WHAT IS REQUIRED: Write out every line of the material as it stands, apart from the pictures.

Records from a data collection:
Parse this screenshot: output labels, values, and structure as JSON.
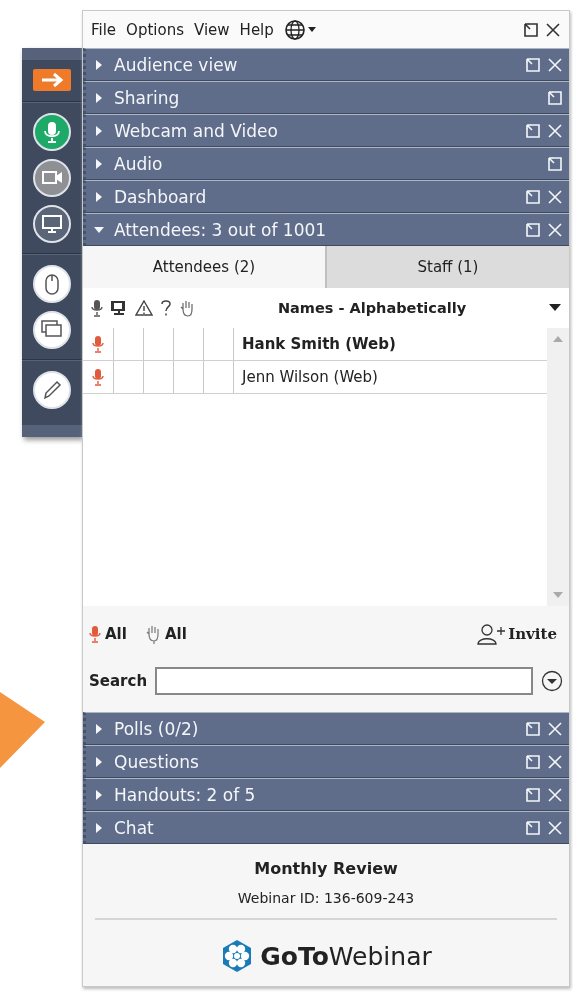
{
  "menu": [
    "File",
    "Options",
    "View",
    "Help"
  ],
  "sections": [
    {
      "title": "Audience view",
      "expanded": false,
      "closable": true
    },
    {
      "title": "Sharing",
      "expanded": false,
      "closable": false
    },
    {
      "title": "Webcam and Video",
      "expanded": false,
      "closable": true
    },
    {
      "title": "Audio",
      "expanded": false,
      "closable": false
    },
    {
      "title": "Dashboard",
      "expanded": false,
      "closable": true
    },
    {
      "title": "Attendees:  3 out of 1001",
      "expanded": true,
      "closable": true
    }
  ],
  "attendees": {
    "tabs": [
      {
        "label": "Attendees (2)",
        "selected": true
      },
      {
        "label": "Staff (1)",
        "selected": false
      }
    ],
    "sort": "Names - Alphabetically",
    "rows": [
      {
        "name": "Hank Smith (Web)",
        "muted": true
      },
      {
        "name": "Jenn Wilson (Web)",
        "muted": true
      }
    ],
    "actions": [
      {
        "kind": "mic",
        "label": "All"
      },
      {
        "kind": "hand",
        "label": "All"
      }
    ],
    "invite": "Invite",
    "search_label": "Search"
  },
  "bottom_sections": [
    {
      "title": "Polls (0/2)",
      "expanded": false,
      "closable": true
    },
    {
      "title": "Questions",
      "expanded": false,
      "closable": true
    },
    {
      "title": "Handouts: 2 of 5",
      "expanded": false,
      "closable": true
    },
    {
      "title": "Chat",
      "expanded": false,
      "closable": true
    }
  ],
  "footer": {
    "title": "Monthly Review",
    "webinar_id": "Webinar ID: 136-609-243",
    "logo": "**GoTo**Webinar"
  }
}
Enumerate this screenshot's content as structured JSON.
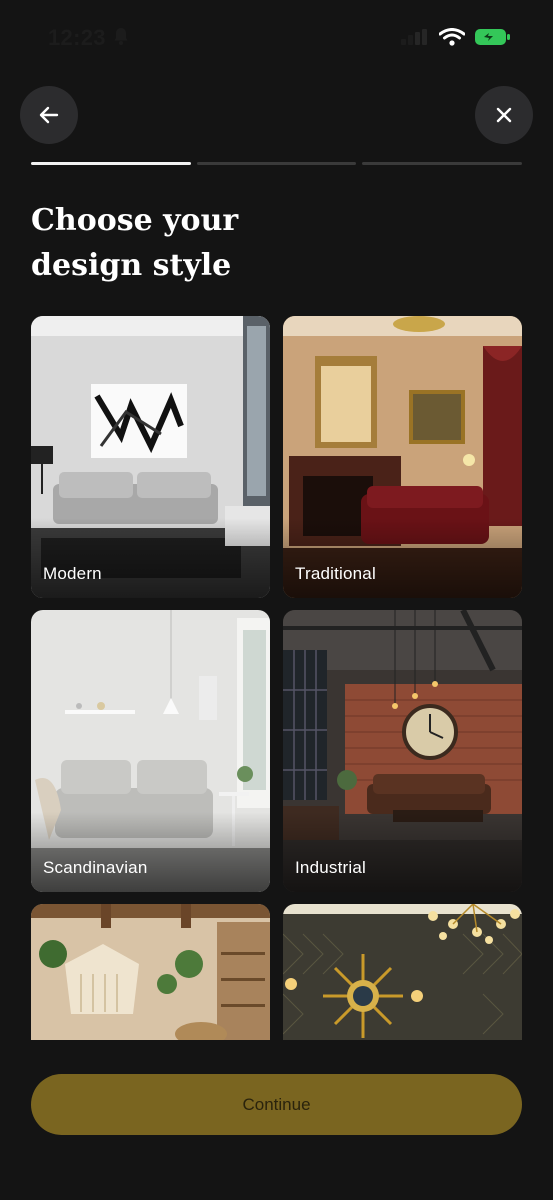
{
  "status_bar": {
    "time": "12:23"
  },
  "nav": {
    "back_icon": "arrow-left-icon",
    "close_icon": "close-icon"
  },
  "progress": {
    "steps": 3,
    "current": 1
  },
  "title": "Choose your design style",
  "styles": [
    {
      "label": "Modern"
    },
    {
      "label": "Traditional"
    },
    {
      "label": "Scandinavian"
    },
    {
      "label": "Industrial"
    },
    {
      "label": ""
    },
    {
      "label": ""
    }
  ],
  "continue_label": "Continue",
  "colors": {
    "background": "#141414",
    "accent": "#7a6520",
    "surface": "#2c2c2e"
  }
}
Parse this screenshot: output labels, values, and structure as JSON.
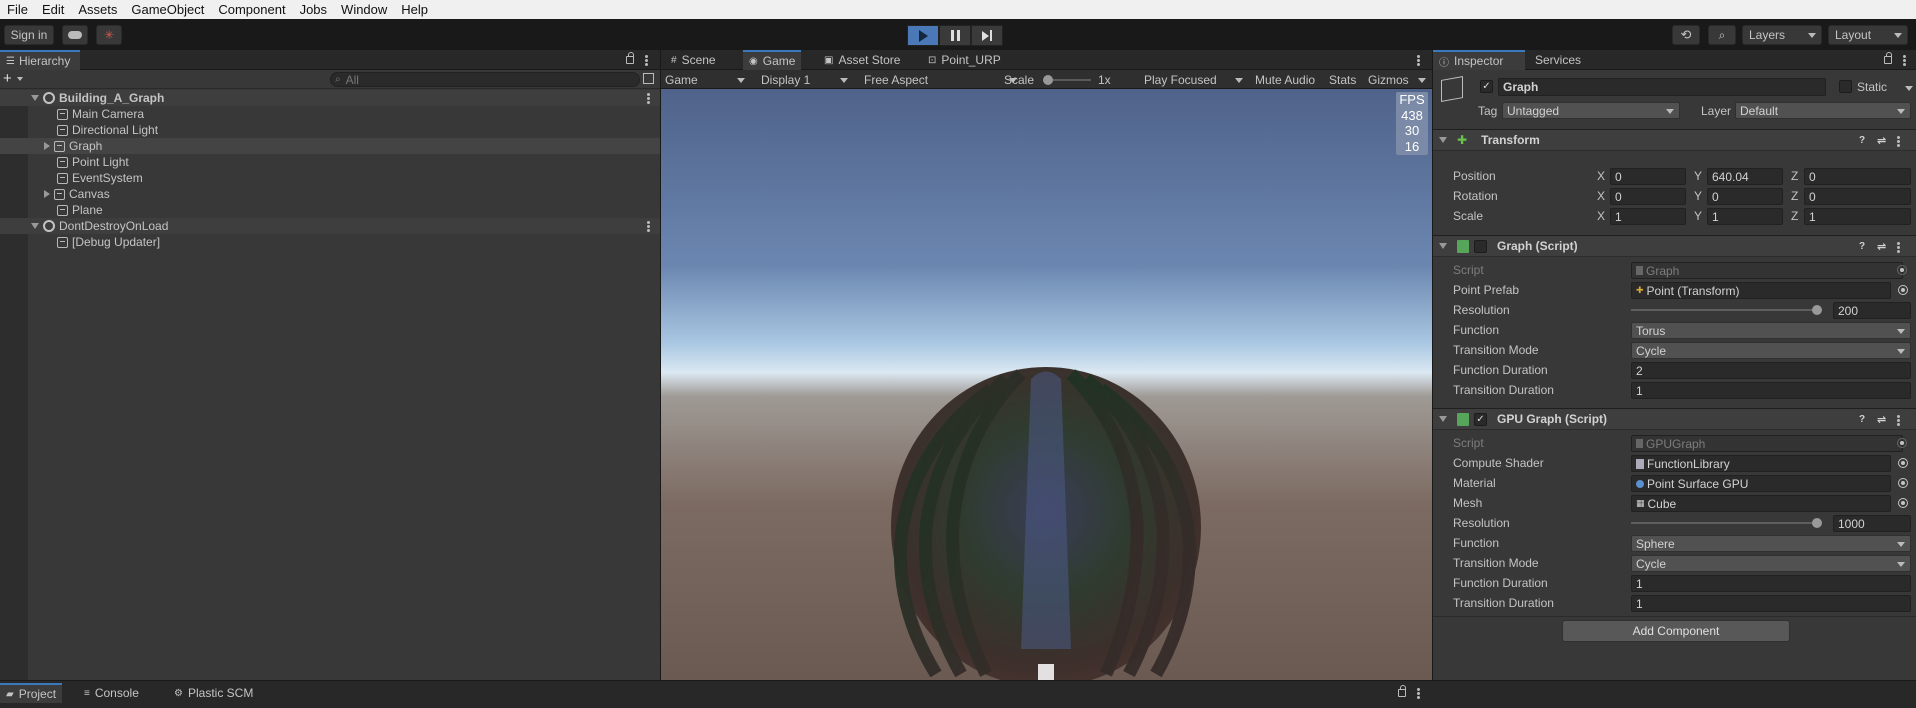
{
  "menu": [
    "File",
    "Edit",
    "Assets",
    "GameObject",
    "Component",
    "Jobs",
    "Window",
    "Help"
  ],
  "toolbar": {
    "sign_in": "Sign in",
    "layers": "Layers",
    "layout": "Layout"
  },
  "hierarchy": {
    "tab": "Hierarchy",
    "search_placeholder": "All",
    "items": [
      {
        "label": "Building_A_Graph",
        "kind": "scene"
      },
      {
        "label": "Main Camera",
        "kind": "object"
      },
      {
        "label": "Directional Light",
        "kind": "object"
      },
      {
        "label": "Graph",
        "kind": "object-collapsed"
      },
      {
        "label": "Point Light",
        "kind": "object"
      },
      {
        "label": "EventSystem",
        "kind": "object"
      },
      {
        "label": "Canvas",
        "kind": "object-collapsed"
      },
      {
        "label": "Plane",
        "kind": "object"
      },
      {
        "label": "DontDestroyOnLoad",
        "kind": "scene"
      },
      {
        "label": "[Debug Updater]",
        "kind": "object"
      }
    ]
  },
  "center_tabs": [
    "Scene",
    "Game",
    "Asset Store",
    "Point_URP"
  ],
  "game_bar": {
    "mode": "Game",
    "display": "Display 1",
    "aspect": "Free Aspect",
    "scale_label": "Scale",
    "scale_value": "1x",
    "play_mode": "Play Focused",
    "mute": "Mute Audio",
    "stats": "Stats",
    "gizmos": "Gizmos"
  },
  "fps": [
    "FPS",
    "438",
    "30",
    "16"
  ],
  "inspector": {
    "tabs": [
      "Inspector",
      "Services"
    ],
    "object_name": "Graph",
    "static_label": "Static",
    "tag_label": "Tag",
    "tag_value": "Untagged",
    "layer_label": "Layer",
    "layer_value": "Default",
    "transform": {
      "title": "Transform",
      "position_label": "Position",
      "rotation_label": "Rotation",
      "scale_label": "Scale",
      "position": [
        "0",
        "640.04",
        "0"
      ],
      "rotation": [
        "0",
        "0",
        "0"
      ],
      "scale": [
        "1",
        "1",
        "1"
      ],
      "axes": [
        "X",
        "Y",
        "Z"
      ]
    },
    "graph_script": {
      "title": "Graph (Script)",
      "script_label": "Script",
      "script_value": "Graph",
      "point_prefab_label": "Point Prefab",
      "point_prefab_value": "Point (Transform)",
      "resolution_label": "Resolution",
      "resolution_value": "200",
      "resolution_fraction": 0.98,
      "function_label": "Function",
      "function_value": "Torus",
      "transition_mode_label": "Transition Mode",
      "transition_mode_value": "Cycle",
      "function_duration_label": "Function Duration",
      "function_duration_value": "2",
      "transition_duration_label": "Transition Duration",
      "transition_duration_value": "1"
    },
    "gpu_graph_script": {
      "title": "GPU Graph (Script)",
      "script_label": "Script",
      "script_value": "GPUGraph",
      "compute_shader_label": "Compute Shader",
      "compute_shader_value": "FunctionLibrary",
      "material_label": "Material",
      "material_value": "Point Surface GPU",
      "mesh_label": "Mesh",
      "mesh_value": "Cube",
      "resolution_label": "Resolution",
      "resolution_value": "1000",
      "resolution_fraction": 0.98,
      "function_label": "Function",
      "function_value": "Sphere",
      "transition_mode_label": "Transition Mode",
      "transition_mode_value": "Cycle",
      "function_duration_label": "Function Duration",
      "function_duration_value": "1",
      "transition_duration_label": "Transition Duration",
      "transition_duration_value": "1"
    },
    "add_component": "Add Component"
  },
  "bottom_tabs": [
    "Project",
    "Console",
    "Plastic SCM"
  ],
  "colors": {
    "accent": "#3a79bb",
    "play_active": "#4b78b7",
    "panel": "#383838",
    "field": "#2a2a2a"
  }
}
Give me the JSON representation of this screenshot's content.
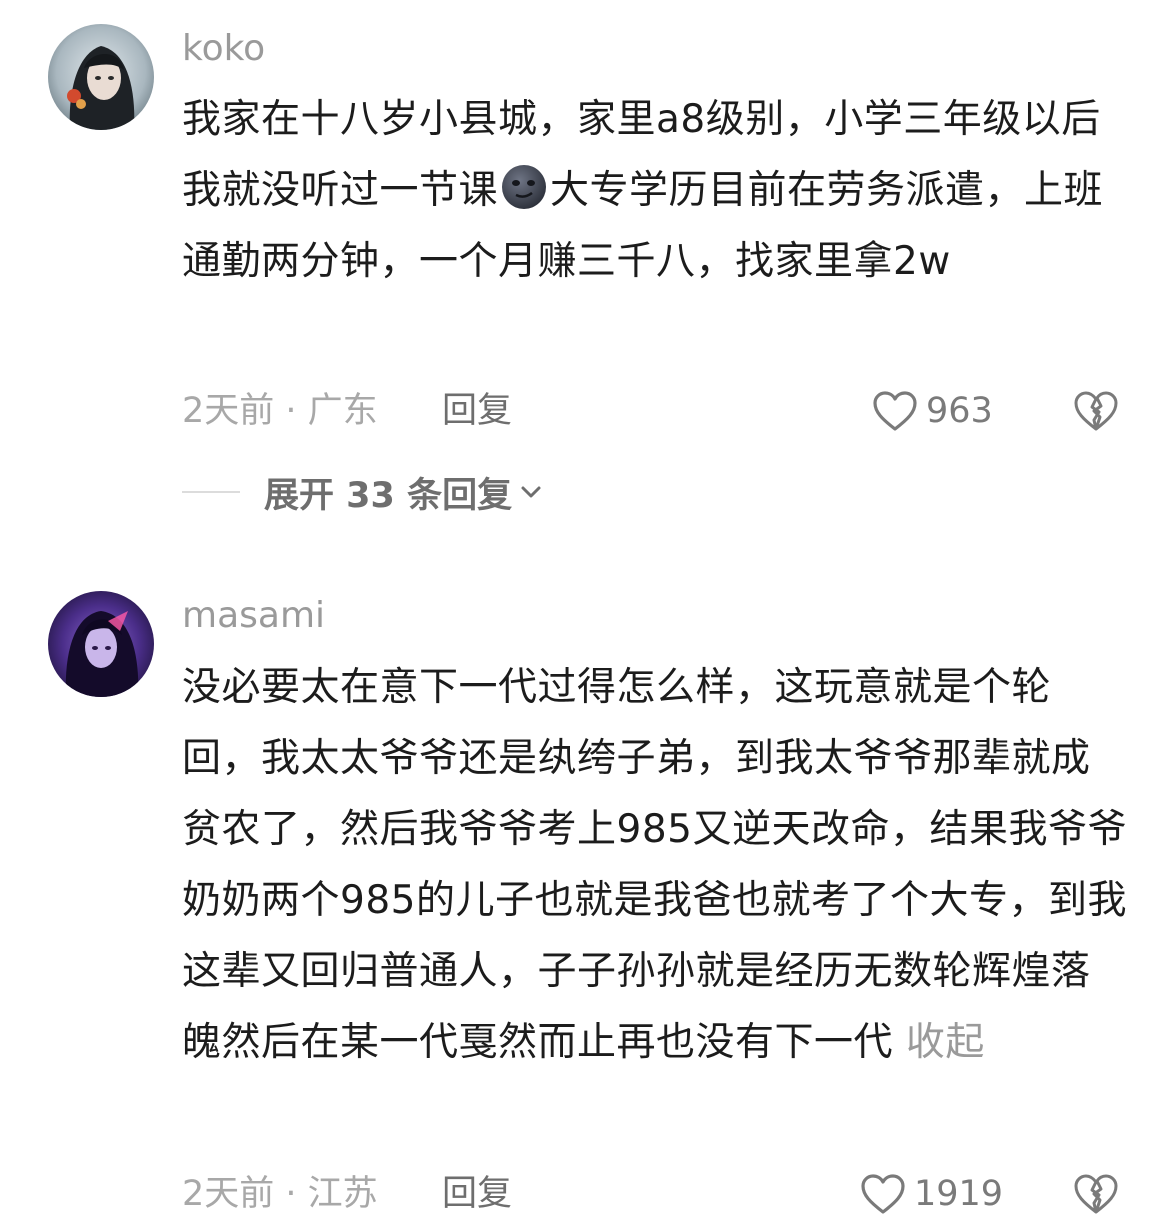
{
  "comments": [
    {
      "username": "koko",
      "avatar": "dark-haired-anime-avatar",
      "text_parts": [
        "我家在十八岁小县城，家里a8级别，小学三年级以后我就没听过一节课",
        "大专学历目前在劳务派遣，上班通勤两分钟，一个月赚三千八，找家里拿2w"
      ],
      "inline_emoji": "smirking-dark-face-emoji",
      "meta": "2天前 · 广东",
      "reply_label": "回复",
      "like_count": "963",
      "expand_label": "展开 33 条回复"
    },
    {
      "username": "masami",
      "avatar": "purple-anime-avatar",
      "text": "没必要太在意下一代过得怎么样，这玩意就是个轮回，我太太爷爷还是纨绔子弟，到我太爷爷那辈就成贫农了，然后我爷爷考上985又逆天改命，结果我爷爷奶奶两个985的儿子也就是我爸也就考了个大专，到我这辈又回归普通人，子子孙孙就是经历无数轮辉煌落魄然后在某一代戛然而止再也没有下一代",
      "collapse_label": "收起",
      "meta": "2天前 · 江苏",
      "reply_label": "回复",
      "like_count": "1919"
    }
  ],
  "colors": {
    "text": "#1c1c1c",
    "muted": "#9a9a9a",
    "action": "#6e6e6e",
    "divider": "#dcdcdc"
  },
  "icons": [
    "heart-outline-icon",
    "broken-heart-icon",
    "chevron-down-icon"
  ]
}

RESPONSE:
Parse this screenshot: output labels, values, and structure as JSON.
{
  "menu": [
    "File",
    "Options",
    "View",
    "Help"
  ],
  "sections": [
    {
      "title": "Audience view",
      "expanded": false,
      "closable": true
    },
    {
      "title": "Sharing",
      "expanded": false,
      "closable": false
    },
    {
      "title": "Webcam and Video",
      "expanded": false,
      "closable": true
    },
    {
      "title": "Audio",
      "expanded": false,
      "closable": false
    },
    {
      "title": "Dashboard",
      "expanded": false,
      "closable": true
    },
    {
      "title": "Attendees:  3 out of 1001",
      "expanded": true,
      "closable": true
    }
  ],
  "attendees": {
    "tabs": [
      {
        "label": "Attendees (2)",
        "selected": true
      },
      {
        "label": "Staff (1)",
        "selected": false
      }
    ],
    "sort": "Names - Alphabetically",
    "rows": [
      {
        "name": "Hank Smith (Web)",
        "muted": true
      },
      {
        "name": "Jenn Wilson (Web)",
        "muted": true
      }
    ],
    "actions": [
      {
        "kind": "mic",
        "label": "All"
      },
      {
        "kind": "hand",
        "label": "All"
      }
    ],
    "invite": "Invite",
    "search_label": "Search"
  },
  "bottom_sections": [
    {
      "title": "Polls (0/2)",
      "expanded": false,
      "closable": true
    },
    {
      "title": "Questions",
      "expanded": false,
      "closable": true
    },
    {
      "title": "Handouts: 2 of 5",
      "expanded": false,
      "closable": true
    },
    {
      "title": "Chat",
      "expanded": false,
      "closable": true
    }
  ],
  "footer": {
    "title": "Monthly Review",
    "webinar_id": "Webinar ID: 136-609-243",
    "logo": "**GoTo**Webinar"
  }
}
Enumerate this screenshot's content as structured JSON.
{
  "status_bar": {
    "time": "12:23"
  },
  "nav": {
    "back_icon": "arrow-left-icon",
    "close_icon": "close-icon"
  },
  "progress": {
    "steps": 3,
    "current": 1
  },
  "title": "Choose your design style",
  "styles": [
    {
      "label": "Modern"
    },
    {
      "label": "Traditional"
    },
    {
      "label": "Scandinavian"
    },
    {
      "label": "Industrial"
    },
    {
      "label": ""
    },
    {
      "label": ""
    }
  ],
  "continue_label": "Continue",
  "colors": {
    "background": "#141414",
    "accent": "#7a6520",
    "surface": "#2c2c2e"
  }
}
Parse this screenshot: output labels, values, and structure as JSON.
{
  "menu": [
    "File",
    "Edit",
    "Assets",
    "GameObject",
    "Component",
    "Jobs",
    "Window",
    "Help"
  ],
  "toolbar": {
    "sign_in": "Sign in",
    "layers": "Layers",
    "layout": "Layout"
  },
  "hierarchy": {
    "tab": "Hierarchy",
    "search_placeholder": "All",
    "items": [
      {
        "label": "Building_A_Graph",
        "kind": "scene"
      },
      {
        "label": "Main Camera",
        "kind": "object"
      },
      {
        "label": "Directional Light",
        "kind": "object"
      },
      {
        "label": "Graph",
        "kind": "object-collapsed"
      },
      {
        "label": "Point Light",
        "kind": "object"
      },
      {
        "label": "EventSystem",
        "kind": "object"
      },
      {
        "label": "Canvas",
        "kind": "object-collapsed"
      },
      {
        "label": "Plane",
        "kind": "object"
      },
      {
        "label": "DontDestroyOnLoad",
        "kind": "scene"
      },
      {
        "label": "[Debug Updater]",
        "kind": "object"
      }
    ]
  },
  "center_tabs": [
    "Scene",
    "Game",
    "Asset Store",
    "Point_URP"
  ],
  "game_bar": {
    "mode": "Game",
    "display": "Display 1",
    "aspect": "Free Aspect",
    "scale_label": "Scale",
    "scale_value": "1x",
    "play_mode": "Play Focused",
    "mute": "Mute Audio",
    "stats": "Stats",
    "gizmos": "Gizmos"
  },
  "fps": [
    "FPS",
    "438",
    "30",
    "16"
  ],
  "inspector": {
    "tabs": [
      "Inspector",
      "Services"
    ],
    "object_name": "Graph",
    "static_label": "Static",
    "tag_label": "Tag",
    "tag_value": "Untagged",
    "layer_label": "Layer",
    "layer_value": "Default",
    "transform": {
      "title": "Transform",
      "position_label": "Position",
      "rotation_label": "Rotation",
      "scale_label": "Scale",
      "position": [
        "0",
        "640.04",
        "0"
      ],
      "rotation": [
        "0",
        "0",
        "0"
      ],
      "scale": [
        "1",
        "1",
        "1"
      ],
      "axes": [
        "X",
        "Y",
        "Z"
      ]
    },
    "graph_script": {
      "title": "Graph (Script)",
      "script_label": "Script",
      "script_value": "Graph",
      "point_prefab_label": "Point Prefab",
      "point_prefab_value": "Point (Transform)",
      "resolution_label": "Resolution",
      "resolution_value": "200",
      "resolution_fraction": 0.98,
      "function_label": "Function",
      "function_value": "Torus",
      "transition_mode_label": "Transition Mode",
      "transition_mode_value": "Cycle",
      "function_duration_label": "Function Duration",
      "function_duration_value": "2",
      "transition_duration_label": "Transition Duration",
      "transition_duration_value": "1"
    },
    "gpu_graph_script": {
      "title": "GPU Graph (Script)",
      "script_label": "Script",
      "script_value": "GPUGraph",
      "compute_shader_label": "Compute Shader",
      "compute_shader_value": "FunctionLibrary",
      "material_label": "Material",
      "material_value": "Point Surface GPU",
      "mesh_label": "Mesh",
      "mesh_value": "Cube",
      "resolution_label": "Resolution",
      "resolution_value": "1000",
      "resolution_fraction": 0.98,
      "function_label": "Function",
      "function_value": "Sphere",
      "transition_mode_label": "Transition Mode",
      "transition_mode_value": "Cycle",
      "function_duration_label": "Function Duration",
      "function_duration_value": "1",
      "transition_duration_label": "Transition Duration",
      "transition_duration_value": "1"
    },
    "add_component": "Add Component"
  },
  "bottom_tabs": [
    "Project",
    "Console",
    "Plastic SCM"
  ],
  "colors": {
    "accent": "#3a79bb",
    "play_active": "#4b78b7",
    "panel": "#383838",
    "field": "#2a2a2a"
  }
}
Give me the JSON representation of this screenshot's content.
{
  "comments": [
    {
      "username": "koko",
      "avatar": "dark-haired-anime-avatar",
      "text_parts": [
        "我家在十八岁小县城，家里a8级别，小学三年级以后我就没听过一节课",
        "大专学历目前在劳务派遣，上班通勤两分钟，一个月赚三千八，找家里拿2w"
      ],
      "inline_emoji": "smirking-dark-face-emoji",
      "meta": "2天前 · 广东",
      "reply_label": "回复",
      "like_count": "963",
      "expand_label": "展开 33 条回复"
    },
    {
      "username": "masami",
      "avatar": "purple-anime-avatar",
      "text": "没必要太在意下一代过得怎么样，这玩意就是个轮回，我太太爷爷还是纨绔子弟，到我太爷爷那辈就成贫农了，然后我爷爷考上985又逆天改命，结果我爷爷奶奶两个985的儿子也就是我爸也就考了个大专，到我这辈又回归普通人，子子孙孙就是经历无数轮辉煌落魄然后在某一代戛然而止再也没有下一代",
      "collapse_label": "收起",
      "meta": "2天前 · 江苏",
      "reply_label": "回复",
      "like_count": "1919"
    }
  ],
  "colors": {
    "text": "#1c1c1c",
    "muted": "#9a9a9a",
    "action": "#6e6e6e",
    "divider": "#dcdcdc"
  },
  "icons": [
    "heart-outline-icon",
    "broken-heart-icon",
    "chevron-down-icon"
  ]
}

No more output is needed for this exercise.